### [Stated exercise]
Filter the entries below, keeping only lines with the word "CSTR".

### [Raw records]
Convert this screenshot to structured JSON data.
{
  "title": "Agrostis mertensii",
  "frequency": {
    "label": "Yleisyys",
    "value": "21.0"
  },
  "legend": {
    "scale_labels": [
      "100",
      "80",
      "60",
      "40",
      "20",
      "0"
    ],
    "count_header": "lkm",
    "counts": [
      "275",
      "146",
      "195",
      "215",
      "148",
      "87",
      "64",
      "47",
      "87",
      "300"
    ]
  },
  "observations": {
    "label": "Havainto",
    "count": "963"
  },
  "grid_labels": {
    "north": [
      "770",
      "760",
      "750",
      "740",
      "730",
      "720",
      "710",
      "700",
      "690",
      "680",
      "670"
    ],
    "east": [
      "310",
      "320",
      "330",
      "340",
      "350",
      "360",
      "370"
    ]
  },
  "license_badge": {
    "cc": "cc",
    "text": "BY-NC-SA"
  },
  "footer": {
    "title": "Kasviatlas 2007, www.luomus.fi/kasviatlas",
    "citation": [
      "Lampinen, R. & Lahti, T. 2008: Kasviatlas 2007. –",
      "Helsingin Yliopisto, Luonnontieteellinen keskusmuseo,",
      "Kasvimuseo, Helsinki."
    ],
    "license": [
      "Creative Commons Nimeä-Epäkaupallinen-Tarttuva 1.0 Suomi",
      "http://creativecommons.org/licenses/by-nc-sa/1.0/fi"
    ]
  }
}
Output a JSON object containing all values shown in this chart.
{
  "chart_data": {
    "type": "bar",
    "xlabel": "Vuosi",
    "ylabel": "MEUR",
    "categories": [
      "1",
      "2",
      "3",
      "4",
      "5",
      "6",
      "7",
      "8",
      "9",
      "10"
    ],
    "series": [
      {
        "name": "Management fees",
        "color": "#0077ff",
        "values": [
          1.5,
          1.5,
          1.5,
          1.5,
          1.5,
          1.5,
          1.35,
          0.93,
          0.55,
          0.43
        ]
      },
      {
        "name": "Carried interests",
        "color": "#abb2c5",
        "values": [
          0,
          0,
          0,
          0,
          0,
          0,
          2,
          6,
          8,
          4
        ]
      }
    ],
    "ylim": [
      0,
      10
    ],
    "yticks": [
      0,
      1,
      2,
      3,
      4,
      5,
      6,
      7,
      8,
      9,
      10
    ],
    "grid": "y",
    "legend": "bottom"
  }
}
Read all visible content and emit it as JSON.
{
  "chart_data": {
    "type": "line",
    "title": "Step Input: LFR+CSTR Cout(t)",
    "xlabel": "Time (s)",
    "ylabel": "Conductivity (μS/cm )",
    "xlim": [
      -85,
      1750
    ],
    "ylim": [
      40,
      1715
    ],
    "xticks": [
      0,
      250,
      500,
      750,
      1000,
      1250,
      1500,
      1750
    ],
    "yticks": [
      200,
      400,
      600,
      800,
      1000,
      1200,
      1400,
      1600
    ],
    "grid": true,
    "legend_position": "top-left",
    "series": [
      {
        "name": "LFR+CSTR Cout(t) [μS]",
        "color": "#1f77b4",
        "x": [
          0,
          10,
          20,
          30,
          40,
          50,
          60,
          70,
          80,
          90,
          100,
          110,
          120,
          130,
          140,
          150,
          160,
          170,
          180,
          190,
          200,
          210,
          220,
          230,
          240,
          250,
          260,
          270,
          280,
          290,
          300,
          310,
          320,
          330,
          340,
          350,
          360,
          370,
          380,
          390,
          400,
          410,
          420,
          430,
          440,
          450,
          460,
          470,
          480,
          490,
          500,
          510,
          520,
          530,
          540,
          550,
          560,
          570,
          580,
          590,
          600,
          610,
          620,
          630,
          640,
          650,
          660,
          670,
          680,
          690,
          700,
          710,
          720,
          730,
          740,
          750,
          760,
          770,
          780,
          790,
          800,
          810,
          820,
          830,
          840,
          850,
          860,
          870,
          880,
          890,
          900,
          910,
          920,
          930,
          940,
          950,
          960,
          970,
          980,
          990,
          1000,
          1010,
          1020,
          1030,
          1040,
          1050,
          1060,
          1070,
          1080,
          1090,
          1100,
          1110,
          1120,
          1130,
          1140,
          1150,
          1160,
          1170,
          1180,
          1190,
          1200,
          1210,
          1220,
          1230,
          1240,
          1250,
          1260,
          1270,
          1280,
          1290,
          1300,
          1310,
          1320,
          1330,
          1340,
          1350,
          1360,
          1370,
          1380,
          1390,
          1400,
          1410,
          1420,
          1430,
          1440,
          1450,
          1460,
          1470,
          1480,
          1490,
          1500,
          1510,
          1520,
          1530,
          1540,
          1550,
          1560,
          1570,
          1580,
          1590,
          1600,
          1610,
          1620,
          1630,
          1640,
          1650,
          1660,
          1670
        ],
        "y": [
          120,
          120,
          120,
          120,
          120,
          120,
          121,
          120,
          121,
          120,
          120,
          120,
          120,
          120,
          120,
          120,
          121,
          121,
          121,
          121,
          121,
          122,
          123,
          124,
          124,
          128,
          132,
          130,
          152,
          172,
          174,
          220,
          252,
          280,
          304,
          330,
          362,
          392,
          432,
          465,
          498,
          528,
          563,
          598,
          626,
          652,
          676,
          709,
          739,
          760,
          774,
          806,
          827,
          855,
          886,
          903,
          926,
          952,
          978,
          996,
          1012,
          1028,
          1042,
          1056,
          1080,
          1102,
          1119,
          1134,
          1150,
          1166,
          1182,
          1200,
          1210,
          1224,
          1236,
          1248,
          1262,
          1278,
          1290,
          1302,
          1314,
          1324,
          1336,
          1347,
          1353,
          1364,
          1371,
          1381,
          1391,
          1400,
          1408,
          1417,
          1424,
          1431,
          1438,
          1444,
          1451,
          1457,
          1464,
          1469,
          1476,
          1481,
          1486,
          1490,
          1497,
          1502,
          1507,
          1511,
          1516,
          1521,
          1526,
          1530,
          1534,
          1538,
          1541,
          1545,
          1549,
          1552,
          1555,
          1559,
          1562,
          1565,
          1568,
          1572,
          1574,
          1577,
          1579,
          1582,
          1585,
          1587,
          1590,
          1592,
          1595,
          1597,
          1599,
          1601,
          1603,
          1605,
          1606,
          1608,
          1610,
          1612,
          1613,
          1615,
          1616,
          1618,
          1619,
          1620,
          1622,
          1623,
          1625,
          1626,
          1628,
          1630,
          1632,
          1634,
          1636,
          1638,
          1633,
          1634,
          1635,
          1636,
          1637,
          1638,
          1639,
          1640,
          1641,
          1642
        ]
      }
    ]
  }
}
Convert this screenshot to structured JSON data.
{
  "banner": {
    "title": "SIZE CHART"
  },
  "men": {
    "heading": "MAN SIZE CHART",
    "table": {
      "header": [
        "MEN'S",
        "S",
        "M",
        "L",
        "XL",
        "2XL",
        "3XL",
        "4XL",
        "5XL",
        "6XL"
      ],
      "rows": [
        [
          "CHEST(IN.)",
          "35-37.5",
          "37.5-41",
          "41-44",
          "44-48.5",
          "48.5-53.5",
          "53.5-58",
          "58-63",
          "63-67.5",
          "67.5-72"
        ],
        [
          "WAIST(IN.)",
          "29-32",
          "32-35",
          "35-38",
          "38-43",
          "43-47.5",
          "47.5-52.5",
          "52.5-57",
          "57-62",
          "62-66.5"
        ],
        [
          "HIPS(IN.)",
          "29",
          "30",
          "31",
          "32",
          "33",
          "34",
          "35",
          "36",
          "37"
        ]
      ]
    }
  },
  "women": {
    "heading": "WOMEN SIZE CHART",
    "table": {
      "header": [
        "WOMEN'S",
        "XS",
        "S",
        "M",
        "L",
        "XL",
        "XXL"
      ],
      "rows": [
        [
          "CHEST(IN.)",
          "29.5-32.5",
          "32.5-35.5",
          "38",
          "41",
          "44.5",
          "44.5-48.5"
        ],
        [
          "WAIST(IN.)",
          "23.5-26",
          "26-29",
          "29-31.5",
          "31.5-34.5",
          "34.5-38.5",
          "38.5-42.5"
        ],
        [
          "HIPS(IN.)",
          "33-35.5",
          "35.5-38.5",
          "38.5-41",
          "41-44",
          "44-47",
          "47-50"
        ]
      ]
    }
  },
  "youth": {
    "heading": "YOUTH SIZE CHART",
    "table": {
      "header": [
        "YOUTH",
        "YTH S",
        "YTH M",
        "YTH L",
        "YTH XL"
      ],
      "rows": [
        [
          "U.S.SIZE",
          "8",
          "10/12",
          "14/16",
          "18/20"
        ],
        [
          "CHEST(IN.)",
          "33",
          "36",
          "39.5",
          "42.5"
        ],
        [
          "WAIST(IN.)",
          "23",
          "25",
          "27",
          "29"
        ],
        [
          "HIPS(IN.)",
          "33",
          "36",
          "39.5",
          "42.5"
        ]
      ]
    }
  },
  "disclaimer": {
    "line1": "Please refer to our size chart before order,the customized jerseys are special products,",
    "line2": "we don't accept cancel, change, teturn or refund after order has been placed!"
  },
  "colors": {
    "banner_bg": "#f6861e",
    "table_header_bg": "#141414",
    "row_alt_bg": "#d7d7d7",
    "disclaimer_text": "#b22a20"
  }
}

### [Response]
    "title": "Step Input: LFR+CSTR Cout(t)",
        "name": "LFR+CSTR Cout(t) [μS]",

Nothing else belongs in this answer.